### What you need to do
Print all the entries verbatim.

### Supplied records
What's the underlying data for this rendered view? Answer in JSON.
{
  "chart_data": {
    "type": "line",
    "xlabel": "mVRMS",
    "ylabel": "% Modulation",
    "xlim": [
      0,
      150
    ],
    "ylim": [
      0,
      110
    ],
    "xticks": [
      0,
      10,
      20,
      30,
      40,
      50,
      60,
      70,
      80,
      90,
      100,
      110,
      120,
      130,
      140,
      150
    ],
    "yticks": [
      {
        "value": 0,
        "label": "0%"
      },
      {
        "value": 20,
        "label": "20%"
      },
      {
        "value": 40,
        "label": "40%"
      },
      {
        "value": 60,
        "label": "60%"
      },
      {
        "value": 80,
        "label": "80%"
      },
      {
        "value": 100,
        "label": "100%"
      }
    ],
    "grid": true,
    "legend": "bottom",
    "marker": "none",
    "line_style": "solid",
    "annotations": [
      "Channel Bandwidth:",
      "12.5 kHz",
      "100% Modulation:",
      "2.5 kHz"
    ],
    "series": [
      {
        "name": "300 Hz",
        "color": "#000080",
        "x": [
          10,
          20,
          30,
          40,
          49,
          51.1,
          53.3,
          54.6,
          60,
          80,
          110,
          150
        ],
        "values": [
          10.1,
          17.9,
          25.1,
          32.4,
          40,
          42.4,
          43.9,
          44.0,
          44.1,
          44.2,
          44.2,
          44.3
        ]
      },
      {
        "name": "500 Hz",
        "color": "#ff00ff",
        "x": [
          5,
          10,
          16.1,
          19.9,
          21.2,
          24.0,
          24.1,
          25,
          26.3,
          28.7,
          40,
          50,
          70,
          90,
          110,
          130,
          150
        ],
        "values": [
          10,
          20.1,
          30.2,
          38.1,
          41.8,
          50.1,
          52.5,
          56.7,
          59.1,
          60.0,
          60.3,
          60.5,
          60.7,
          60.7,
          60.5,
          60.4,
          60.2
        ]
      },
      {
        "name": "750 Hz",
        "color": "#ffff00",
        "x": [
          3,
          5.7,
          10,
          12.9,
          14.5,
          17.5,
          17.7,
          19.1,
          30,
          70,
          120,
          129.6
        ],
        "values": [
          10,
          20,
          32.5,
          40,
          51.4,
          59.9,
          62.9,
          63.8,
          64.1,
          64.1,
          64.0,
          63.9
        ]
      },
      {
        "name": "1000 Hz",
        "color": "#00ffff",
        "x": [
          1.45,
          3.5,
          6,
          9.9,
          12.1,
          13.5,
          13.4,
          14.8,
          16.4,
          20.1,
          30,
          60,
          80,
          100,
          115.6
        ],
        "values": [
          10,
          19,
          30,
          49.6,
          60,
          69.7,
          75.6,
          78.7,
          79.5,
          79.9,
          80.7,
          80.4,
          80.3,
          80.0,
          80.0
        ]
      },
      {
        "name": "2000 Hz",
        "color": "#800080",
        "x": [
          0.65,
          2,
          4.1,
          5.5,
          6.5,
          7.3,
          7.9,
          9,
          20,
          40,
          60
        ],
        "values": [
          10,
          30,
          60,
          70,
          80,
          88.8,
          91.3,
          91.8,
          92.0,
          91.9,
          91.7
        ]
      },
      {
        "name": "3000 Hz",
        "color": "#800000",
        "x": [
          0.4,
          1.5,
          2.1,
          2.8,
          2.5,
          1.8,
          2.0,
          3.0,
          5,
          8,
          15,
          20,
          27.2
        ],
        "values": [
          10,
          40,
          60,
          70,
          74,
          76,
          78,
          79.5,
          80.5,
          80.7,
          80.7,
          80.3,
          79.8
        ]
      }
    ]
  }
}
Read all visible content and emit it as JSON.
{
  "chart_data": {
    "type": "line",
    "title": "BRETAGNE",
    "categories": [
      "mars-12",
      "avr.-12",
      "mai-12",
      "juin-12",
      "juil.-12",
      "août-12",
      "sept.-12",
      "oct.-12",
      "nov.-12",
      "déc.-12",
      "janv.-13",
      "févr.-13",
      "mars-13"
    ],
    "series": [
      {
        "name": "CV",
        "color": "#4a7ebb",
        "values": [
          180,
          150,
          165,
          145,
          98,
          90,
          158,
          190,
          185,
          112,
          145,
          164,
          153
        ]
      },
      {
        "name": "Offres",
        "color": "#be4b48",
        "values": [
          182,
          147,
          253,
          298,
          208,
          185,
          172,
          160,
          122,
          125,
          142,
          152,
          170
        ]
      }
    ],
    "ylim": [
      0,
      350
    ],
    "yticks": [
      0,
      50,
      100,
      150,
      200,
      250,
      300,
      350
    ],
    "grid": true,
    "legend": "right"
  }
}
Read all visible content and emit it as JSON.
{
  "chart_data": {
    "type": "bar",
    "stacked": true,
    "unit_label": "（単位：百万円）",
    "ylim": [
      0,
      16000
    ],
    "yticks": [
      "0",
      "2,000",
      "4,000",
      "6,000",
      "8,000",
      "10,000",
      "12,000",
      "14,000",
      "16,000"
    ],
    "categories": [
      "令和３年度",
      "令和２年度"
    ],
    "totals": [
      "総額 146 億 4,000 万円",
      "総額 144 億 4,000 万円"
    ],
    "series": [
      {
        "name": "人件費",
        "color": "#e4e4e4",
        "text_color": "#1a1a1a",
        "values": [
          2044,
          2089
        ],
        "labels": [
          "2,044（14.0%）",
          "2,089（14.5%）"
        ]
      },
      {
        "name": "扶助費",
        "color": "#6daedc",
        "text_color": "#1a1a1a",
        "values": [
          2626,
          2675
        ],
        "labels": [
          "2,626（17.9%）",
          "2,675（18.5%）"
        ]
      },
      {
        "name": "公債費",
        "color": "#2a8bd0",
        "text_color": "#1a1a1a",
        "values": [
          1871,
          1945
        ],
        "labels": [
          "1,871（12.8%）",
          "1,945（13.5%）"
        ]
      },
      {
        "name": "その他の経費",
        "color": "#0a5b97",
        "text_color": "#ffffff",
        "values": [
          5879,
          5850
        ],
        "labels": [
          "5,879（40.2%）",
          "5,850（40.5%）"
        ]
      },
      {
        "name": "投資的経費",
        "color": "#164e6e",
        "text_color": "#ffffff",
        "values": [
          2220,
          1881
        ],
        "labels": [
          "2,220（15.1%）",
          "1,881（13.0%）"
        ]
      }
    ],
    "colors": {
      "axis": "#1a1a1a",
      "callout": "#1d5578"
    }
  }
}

### Task response
What's the underlying data for this rendered view? Answer in JSON.
{
  "chart_data": {
    "type": "line",
    "xlabel": "mVRMS",
    "ylabel": "% Modulation",
    "xlim": [
      0,
      150
    ],
    "ylim": [
      0,
      110
    ],
    "xticks": [
      0,
      10,
      20,
      30,
      40,
      50,
      60,
      70,
      80,
      90,
      100,
      110,
      120,
      130,
      140,
      150
    ],
    "yticks": [
      {
        "value": 0,
        "label": "0%"
      },
      {
        "value": 20,
        "label": "20%"
      },
      {
        "value": 40,
        "label": "40%"
      },
      {
        "value": 60,
        "label": "60%"
      },
      {
        "value": 80,
        "label": "80%"
      },
      {
        "value": 100,
        "label": "100%"
      }
    ],
    "grid": true,
    "legend": "bottom",
    "marker": "none",
    "line_style": "solid",
    "annotations": [
      "Channel Bandwidth:",
      "12.5 kHz",
      "100% Modulation:",
      "2.5 kHz"
    ],
    "series": [
      {
        "name": "300 Hz",
        "color": "#000080",
        "x": [
          10,
          20,
          30,
          40,
          49,
          51.1,
          53.3,
          54.6,
          60,
          80,
          110,
          150
        ],
        "values": [
          10.1,
          17.9,
          25.1,
          32.4,
          40,
          42.4,
          43.9,
          44.0,
          44.1,
          44.2,
          44.2,
          44.3
        ]
      },
      {
        "name": "500 Hz",
        "color": "#ff00ff",
        "x": [
          5,
          10,
          16.1,
          19.9,
          21.2,
          24.0,
          24.1,
          25,
          26.3,
          28.7,
          40,
          50,
          70,
          90,
          110,
          130,
          150
        ],
        "values": [
          10,
          20.1,
          30.2,
          38.1,
          41.8,
          50.1,
          52.5,
          56.7,
          59.1,
          60.0,
          60.3,
          60.5,
          60.7,
          60.7,
          60.5,
          60.4,
          60.2
        ]
      },
      {
        "name": "750 Hz",
        "color": "#ffff00",
        "x": [
          3,
          5.7,
          10,
          12.9,
          14.5,
          17.5,
          17.7,
          19.1,
          30,
          70,
          120,
          129.6
        ],
        "values": [
          10,
          20,
          32.5,
          40,
          51.4,
          59.9,
          62.9,
          63.8,
          64.1,
          64.1,
          64.0,
          63.9
        ]
      },
      {
        "name": "1000 Hz",
        "color": "#00ffff",
        "x": [
          1.45,
          3.5,
          6,
          9.9,
          12.1,
          13.5,
          13.4,
          14.8,
          16.4,
          20.1,
          30,
          60,
          80,
          100,
          115.6
        ],
        "values": [
          10,
          19,
          30,
          49.6,
          60,
          69.7,
          75.6,
          78.7,
          79.5,
          79.9,
          80.7,
          80.4,
          80.3,
          80.0,
          80.0
        ]
      },
      {
        "name": "2000 Hz",
        "color": "#800080",
        "x": [
          0.65,
          2,
          4.1,
          5.5,
          6.5,
          7.3,
          7.9,
          9,
          20,
          40,
          60
        ],
        "values": [
          10,
          30,
          60,
          70,
          80,
          88.8,
          91.3,
          91.8,
          92.0,
          91.9,
          91.7
        ]
      },
      {
        "name": "3000 Hz",
        "color": "#800000",
        "x": [
          0.4,
          1.5,
          2.1,
          2.8,
          2.5,
          1.8,
          2.0,
          3.0,
          5,
          8,
          15,
          20,
          27.2
        ],
        "values": [
          10,
          40,
          60,
          70,
          74,
          76,
          78,
          79.5,
          80.5,
          80.7,
          80.7,
          80.3,
          79.8
        ]
      }
    ]
  }
}
Read all visible content and emit it as JSON.
{
  "chart_data": {
    "type": "line",
    "title": "BRETAGNE",
    "categories": [
      "mars-12",
      "avr.-12",
      "mai-12",
      "juin-12",
      "juil.-12",
      "août-12",
      "sept.-12",
      "oct.-12",
      "nov.-12",
      "déc.-12",
      "janv.-13",
      "févr.-13",
      "mars-13"
    ],
    "series": [
      {
        "name": "CV",
        "color": "#4a7ebb",
        "values": [
          180,
          150,
          165,
          145,
          98,
          90,
          158,
          190,
          185,
          112,
          145,
          164,
          153
        ]
      },
      {
        "name": "Offres",
        "color": "#be4b48",
        "values": [
          182,
          147,
          253,
          298,
          208,
          185,
          172,
          160,
          122,
          125,
          142,
          152,
          170
        ]
      }
    ],
    "ylim": [
      0,
      350
    ],
    "yticks": [
      0,
      50,
      100,
      150,
      200,
      250,
      300,
      350
    ],
    "grid": true,
    "legend": "right"
  }
}
Read all visible content and emit it as JSON.
{
  "chart_data": {
    "type": "bar",
    "stacked": true,
    "unit_label": "（単位：百万円）",
    "ylim": [
      0,
      16000
    ],
    "yticks": [
      "0",
      "2,000",
      "4,000",
      "6,000",
      "8,000",
      "10,000",
      "12,000",
      "14,000",
      "16,000"
    ],
    "categories": [
      "令和３年度",
      "令和２年度"
    ],
    "totals": [
      "総額 146 億 4,000 万円",
      "総額 144 億 4,000 万円"
    ],
    "series": [
      {
        "name": "人件費",
        "color": "#e4e4e4",
        "text_color": "#1a1a1a",
        "values": [
          2044,
          2089
        ],
        "labels": [
          "2,044（14.0%）",
          "2,089（14.5%）"
        ]
      },
      {
        "name": "扶助費",
        "color": "#6daedc",
        "text_color": "#1a1a1a",
        "values": [
          2626,
          2675
        ],
        "labels": [
          "2,626（17.9%）",
          "2,675（18.5%）"
        ]
      },
      {
        "name": "公債費",
        "color": "#2a8bd0",
        "text_color": "#1a1a1a",
        "values": [
          1871,
          1945
        ],
        "labels": [
          "1,871（12.8%）",
          "1,945（13.5%）"
        ]
      },
      {
        "name": "その他の経費",
        "color": "#0a5b97",
        "text_color": "#ffffff",
        "values": [
          5879,
          5850
        ],
        "labels": [
          "5,879（40.2%）",
          "5,850（40.5%）"
        ]
      },
      {
        "name": "投資的経費",
        "color": "#164e6e",
        "text_color": "#ffffff",
        "values": [
          2220,
          1881
        ],
        "labels": [
          "2,220（15.1%）",
          "1,881（13.0%）"
        ]
      }
    ],
    "colors": {
      "axis": "#1a1a1a",
      "callout": "#1d5578"
    }
  }
}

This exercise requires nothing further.